» GIVEN REQUEST: Find the lines below that contain the string "Новосибирской". Copy each one.

───── EXCERPTED DATA ─────

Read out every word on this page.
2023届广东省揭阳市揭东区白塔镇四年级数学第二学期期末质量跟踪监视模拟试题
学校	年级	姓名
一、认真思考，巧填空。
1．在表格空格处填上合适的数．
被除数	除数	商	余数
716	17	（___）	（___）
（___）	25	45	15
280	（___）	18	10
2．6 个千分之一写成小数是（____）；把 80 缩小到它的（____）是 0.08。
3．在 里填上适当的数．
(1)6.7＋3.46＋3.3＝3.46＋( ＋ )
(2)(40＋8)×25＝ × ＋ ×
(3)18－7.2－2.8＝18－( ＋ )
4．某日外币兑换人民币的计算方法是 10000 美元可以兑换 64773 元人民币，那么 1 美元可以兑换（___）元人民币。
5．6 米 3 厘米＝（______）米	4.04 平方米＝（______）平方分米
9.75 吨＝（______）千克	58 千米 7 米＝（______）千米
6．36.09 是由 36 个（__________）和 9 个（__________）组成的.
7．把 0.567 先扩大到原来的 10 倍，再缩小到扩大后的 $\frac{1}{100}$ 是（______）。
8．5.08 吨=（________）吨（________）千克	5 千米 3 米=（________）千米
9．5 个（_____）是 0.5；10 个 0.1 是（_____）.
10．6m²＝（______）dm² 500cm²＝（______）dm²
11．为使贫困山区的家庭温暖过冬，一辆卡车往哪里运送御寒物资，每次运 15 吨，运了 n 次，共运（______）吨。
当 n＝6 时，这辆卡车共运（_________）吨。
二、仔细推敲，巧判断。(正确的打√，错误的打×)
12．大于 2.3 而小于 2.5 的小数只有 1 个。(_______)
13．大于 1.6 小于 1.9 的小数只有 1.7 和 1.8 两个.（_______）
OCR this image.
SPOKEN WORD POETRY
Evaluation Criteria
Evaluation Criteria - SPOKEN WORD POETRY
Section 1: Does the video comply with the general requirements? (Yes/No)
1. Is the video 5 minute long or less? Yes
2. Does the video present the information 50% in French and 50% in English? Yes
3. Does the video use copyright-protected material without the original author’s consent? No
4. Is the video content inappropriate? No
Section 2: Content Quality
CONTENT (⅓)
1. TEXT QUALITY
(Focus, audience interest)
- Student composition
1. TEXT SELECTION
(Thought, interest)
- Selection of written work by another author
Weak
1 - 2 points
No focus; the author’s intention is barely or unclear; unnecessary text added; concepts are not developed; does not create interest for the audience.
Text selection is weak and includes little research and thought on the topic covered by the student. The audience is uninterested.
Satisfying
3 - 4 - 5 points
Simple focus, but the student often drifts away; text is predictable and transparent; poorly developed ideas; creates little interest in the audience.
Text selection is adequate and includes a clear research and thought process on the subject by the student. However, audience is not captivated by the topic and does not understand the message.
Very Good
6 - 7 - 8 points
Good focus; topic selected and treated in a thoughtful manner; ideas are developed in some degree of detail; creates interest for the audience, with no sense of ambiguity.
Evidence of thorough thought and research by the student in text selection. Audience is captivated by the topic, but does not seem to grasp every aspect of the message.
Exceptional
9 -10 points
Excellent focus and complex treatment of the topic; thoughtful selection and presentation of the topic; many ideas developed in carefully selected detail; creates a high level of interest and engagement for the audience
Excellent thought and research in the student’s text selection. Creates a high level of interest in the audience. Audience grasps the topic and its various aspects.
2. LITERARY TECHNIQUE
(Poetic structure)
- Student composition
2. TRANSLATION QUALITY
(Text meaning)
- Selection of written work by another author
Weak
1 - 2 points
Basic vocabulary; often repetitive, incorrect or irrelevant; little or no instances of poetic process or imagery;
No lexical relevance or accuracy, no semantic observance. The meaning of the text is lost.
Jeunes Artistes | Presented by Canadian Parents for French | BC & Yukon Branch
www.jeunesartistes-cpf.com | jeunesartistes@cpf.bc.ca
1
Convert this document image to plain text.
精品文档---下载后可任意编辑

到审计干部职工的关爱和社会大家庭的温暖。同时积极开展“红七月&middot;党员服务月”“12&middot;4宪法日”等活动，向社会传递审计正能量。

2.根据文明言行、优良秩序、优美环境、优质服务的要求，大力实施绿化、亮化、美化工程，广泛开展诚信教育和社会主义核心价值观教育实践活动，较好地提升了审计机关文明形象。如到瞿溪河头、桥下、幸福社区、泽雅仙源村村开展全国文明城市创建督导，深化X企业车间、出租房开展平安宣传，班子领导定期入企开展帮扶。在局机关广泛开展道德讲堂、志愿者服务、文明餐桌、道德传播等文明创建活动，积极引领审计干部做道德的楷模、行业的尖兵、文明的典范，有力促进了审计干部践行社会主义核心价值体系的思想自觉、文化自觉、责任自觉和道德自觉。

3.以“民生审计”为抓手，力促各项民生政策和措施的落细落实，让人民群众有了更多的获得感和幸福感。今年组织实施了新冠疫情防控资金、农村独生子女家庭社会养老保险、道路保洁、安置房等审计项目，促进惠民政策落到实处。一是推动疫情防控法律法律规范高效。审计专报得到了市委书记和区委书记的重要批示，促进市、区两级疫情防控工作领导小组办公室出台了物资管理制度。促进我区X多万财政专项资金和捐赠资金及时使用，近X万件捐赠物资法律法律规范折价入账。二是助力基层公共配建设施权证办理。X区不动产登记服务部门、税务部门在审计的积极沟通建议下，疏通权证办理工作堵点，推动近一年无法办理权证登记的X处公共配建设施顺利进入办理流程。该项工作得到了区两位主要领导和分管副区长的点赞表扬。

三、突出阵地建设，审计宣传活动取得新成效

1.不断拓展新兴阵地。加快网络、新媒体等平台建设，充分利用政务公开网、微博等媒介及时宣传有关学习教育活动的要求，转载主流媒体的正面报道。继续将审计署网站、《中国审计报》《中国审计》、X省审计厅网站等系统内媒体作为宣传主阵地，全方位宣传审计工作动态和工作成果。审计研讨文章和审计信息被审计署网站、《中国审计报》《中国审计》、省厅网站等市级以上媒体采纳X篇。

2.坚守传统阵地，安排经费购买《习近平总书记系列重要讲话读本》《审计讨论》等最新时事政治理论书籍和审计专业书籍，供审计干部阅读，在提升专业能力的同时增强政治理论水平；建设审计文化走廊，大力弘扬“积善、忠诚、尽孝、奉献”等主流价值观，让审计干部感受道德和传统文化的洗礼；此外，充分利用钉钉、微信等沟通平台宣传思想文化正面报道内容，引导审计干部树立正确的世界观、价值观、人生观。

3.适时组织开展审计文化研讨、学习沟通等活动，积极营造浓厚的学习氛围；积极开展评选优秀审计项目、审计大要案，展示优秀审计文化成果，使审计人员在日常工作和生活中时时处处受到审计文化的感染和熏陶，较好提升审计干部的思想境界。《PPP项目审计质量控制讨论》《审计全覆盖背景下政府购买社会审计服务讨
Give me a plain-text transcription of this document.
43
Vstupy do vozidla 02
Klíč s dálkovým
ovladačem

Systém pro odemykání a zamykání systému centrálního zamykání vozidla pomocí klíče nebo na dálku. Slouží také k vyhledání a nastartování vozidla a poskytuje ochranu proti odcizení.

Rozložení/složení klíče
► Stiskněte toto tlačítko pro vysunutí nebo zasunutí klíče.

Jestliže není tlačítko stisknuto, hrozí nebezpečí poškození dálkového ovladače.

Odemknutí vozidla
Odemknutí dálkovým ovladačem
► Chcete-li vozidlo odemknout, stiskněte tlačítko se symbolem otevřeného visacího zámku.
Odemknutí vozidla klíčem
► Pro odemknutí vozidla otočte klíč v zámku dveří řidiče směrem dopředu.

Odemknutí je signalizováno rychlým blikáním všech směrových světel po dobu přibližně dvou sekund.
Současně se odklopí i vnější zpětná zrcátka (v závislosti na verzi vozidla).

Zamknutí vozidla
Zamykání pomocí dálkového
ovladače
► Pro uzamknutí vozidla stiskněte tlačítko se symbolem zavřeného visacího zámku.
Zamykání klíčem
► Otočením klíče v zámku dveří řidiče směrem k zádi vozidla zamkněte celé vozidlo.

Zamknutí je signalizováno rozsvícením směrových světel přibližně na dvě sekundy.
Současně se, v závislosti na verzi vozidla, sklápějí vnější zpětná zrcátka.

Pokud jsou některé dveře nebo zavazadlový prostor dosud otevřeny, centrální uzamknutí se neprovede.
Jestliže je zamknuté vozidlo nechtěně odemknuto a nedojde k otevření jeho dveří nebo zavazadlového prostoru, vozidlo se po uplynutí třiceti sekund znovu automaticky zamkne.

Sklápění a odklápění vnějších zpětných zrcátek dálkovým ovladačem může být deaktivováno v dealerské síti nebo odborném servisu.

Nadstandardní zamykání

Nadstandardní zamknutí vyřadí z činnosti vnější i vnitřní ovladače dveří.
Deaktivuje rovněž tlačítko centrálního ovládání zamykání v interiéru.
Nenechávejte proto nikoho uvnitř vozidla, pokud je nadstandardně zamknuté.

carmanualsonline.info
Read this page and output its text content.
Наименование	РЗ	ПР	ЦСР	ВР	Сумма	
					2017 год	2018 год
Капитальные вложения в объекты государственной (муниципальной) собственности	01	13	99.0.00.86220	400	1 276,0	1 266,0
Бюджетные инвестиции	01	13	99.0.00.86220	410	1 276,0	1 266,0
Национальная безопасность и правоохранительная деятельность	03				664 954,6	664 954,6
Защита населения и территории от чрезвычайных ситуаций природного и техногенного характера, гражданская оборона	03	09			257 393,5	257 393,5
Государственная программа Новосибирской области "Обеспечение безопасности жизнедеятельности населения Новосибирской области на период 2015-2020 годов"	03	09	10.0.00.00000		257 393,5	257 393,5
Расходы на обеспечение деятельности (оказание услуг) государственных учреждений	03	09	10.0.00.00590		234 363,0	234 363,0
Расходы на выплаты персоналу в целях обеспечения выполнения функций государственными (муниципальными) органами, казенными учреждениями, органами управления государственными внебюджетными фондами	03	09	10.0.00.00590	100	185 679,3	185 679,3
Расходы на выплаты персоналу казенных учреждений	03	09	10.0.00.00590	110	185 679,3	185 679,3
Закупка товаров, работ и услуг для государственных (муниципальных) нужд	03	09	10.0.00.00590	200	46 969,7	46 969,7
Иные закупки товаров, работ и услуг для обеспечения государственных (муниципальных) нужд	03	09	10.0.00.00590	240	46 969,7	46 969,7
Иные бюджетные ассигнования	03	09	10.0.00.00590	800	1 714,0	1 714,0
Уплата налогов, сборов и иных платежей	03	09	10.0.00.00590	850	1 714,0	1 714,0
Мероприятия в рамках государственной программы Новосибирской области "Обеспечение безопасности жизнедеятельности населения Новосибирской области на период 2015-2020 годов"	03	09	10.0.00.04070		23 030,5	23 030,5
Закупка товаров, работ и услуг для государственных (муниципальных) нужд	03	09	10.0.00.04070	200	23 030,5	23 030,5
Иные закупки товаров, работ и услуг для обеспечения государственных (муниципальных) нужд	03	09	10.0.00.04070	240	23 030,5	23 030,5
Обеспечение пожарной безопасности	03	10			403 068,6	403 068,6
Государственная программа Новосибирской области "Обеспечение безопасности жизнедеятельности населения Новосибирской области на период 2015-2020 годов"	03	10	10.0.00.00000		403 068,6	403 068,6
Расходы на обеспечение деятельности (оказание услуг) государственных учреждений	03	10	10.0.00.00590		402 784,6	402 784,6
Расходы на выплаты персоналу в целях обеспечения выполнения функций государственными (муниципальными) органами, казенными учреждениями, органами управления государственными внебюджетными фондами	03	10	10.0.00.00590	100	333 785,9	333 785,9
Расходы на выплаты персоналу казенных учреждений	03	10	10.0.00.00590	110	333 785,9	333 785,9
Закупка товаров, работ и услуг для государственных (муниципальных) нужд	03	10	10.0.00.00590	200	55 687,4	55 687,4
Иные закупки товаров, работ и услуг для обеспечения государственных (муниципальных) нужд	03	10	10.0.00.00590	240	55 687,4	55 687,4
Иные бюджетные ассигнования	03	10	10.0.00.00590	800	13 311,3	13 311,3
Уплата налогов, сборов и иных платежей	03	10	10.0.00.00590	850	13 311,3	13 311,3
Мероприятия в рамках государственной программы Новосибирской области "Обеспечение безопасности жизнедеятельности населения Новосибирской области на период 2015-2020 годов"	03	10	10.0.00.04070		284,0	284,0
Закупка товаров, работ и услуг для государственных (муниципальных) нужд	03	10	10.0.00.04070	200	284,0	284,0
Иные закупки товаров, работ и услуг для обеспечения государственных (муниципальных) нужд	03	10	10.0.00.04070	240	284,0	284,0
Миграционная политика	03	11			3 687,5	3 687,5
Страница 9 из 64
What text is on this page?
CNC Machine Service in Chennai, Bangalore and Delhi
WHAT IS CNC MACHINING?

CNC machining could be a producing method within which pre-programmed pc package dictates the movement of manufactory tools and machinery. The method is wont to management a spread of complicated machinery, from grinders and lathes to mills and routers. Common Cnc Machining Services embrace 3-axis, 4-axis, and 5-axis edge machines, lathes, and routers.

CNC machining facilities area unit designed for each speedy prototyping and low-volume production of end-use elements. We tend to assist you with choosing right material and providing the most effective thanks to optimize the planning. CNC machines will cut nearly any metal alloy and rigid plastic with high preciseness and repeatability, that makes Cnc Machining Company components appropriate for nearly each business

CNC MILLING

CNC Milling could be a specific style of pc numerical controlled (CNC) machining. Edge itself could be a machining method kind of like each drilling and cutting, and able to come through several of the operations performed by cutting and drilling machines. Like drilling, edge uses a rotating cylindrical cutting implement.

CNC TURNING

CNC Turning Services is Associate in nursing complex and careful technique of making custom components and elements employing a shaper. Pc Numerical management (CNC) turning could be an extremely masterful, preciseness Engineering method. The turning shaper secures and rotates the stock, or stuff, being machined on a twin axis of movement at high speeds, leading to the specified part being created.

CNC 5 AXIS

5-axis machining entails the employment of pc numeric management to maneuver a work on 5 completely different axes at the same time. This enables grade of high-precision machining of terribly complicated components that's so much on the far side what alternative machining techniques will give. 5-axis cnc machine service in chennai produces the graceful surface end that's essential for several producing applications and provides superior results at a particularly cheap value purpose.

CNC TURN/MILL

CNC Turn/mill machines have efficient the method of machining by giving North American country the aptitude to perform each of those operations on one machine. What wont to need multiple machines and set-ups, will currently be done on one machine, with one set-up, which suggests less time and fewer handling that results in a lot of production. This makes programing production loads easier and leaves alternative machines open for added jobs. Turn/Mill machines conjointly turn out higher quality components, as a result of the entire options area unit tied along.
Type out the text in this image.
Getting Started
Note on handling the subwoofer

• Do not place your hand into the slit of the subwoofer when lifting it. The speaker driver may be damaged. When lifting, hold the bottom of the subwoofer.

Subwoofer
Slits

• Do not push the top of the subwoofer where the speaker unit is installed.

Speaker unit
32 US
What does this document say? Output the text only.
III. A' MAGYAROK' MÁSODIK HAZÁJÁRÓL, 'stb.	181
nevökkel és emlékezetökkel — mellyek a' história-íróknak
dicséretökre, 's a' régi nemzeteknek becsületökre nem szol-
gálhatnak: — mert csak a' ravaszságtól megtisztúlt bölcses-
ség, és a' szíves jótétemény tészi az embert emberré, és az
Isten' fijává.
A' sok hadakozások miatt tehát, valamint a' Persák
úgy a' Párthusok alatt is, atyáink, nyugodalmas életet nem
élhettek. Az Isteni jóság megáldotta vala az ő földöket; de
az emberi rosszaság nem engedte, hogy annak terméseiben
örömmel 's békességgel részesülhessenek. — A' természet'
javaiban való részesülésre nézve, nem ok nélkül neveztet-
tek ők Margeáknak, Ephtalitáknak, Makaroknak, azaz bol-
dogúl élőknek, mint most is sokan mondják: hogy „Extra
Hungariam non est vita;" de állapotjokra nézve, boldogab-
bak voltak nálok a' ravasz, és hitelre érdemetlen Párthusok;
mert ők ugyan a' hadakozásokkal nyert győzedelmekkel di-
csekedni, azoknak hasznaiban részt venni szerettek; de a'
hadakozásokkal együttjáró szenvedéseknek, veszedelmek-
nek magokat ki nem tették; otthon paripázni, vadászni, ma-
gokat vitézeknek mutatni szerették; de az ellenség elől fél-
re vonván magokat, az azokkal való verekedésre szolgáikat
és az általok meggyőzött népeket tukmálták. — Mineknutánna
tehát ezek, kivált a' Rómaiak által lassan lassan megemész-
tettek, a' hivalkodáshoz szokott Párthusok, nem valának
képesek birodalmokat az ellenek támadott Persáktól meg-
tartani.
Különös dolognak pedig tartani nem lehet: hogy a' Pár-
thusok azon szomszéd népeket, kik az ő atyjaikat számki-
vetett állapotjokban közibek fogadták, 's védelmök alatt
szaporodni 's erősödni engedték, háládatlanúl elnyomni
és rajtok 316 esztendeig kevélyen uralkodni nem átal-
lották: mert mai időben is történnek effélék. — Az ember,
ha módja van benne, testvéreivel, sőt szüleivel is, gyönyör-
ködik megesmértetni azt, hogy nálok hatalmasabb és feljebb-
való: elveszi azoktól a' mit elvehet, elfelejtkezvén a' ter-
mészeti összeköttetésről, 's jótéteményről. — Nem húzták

─────

» IN RESPONSE:
Государственная программа Новосибирской области "Обеспечение безопасности жизнедеятельности населения Новосибирской области на период 2015-2020 годов"	03	09	10.0.00.00000		257 393,5	257 393,5
Мероприятия в рамках государственной программы Новосибирской области "Обеспечение безопасности жизнедеятельности населения Новосибирской области на период 2015-2020 годов"	03	09	10.0.00.04070		23 030,5	23 030,5
Государственная программа Новосибирской области "Обеспечение безопасности жизнедеятельности населения Новосибирской области на период 2015-2020 годов"	03	10	10.0.00.00000		403 068,6	403 068,6
Мероприятия в рамках государственной программы Новосибирской области "Обеспечение безопасности жизнедеятельности населения Новосибирской области на период 2015-2020 годов"	03	10	10.0.00.04070		284,0	284,0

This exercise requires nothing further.